» Written task:
Filter the records below for the word "twee". Copy each line that holds it.

Dataset items
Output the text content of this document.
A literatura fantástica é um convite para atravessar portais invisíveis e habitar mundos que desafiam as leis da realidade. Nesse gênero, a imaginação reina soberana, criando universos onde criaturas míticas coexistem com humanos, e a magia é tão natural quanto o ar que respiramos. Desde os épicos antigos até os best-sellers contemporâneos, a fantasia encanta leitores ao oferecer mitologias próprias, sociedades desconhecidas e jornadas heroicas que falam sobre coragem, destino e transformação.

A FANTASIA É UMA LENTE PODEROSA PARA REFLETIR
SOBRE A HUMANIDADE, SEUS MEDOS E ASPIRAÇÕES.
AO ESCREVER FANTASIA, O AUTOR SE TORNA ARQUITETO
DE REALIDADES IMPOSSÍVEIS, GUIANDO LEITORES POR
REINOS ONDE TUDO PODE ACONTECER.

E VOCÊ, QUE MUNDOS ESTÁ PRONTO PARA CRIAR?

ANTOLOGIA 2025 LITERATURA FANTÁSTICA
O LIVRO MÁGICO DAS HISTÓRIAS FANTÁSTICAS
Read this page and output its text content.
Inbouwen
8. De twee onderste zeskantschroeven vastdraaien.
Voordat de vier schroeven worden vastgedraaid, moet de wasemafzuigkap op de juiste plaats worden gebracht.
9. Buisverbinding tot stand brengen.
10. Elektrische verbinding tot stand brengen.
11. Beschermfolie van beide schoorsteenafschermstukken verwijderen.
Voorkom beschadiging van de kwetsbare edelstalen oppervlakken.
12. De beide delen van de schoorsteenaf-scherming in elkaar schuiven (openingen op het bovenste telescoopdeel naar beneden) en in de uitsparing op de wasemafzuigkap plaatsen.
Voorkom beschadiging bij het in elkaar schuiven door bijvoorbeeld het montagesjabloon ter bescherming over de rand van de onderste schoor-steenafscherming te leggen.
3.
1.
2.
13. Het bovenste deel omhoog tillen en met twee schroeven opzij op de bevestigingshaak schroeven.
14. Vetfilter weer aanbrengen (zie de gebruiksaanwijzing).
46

» Response below:
8. De twee onderste zeskantschroeven vastdraaien.
13. Het bovenste deel omhoog tillen en met twee schroeven opzij op de bevestigingshaak schroeven.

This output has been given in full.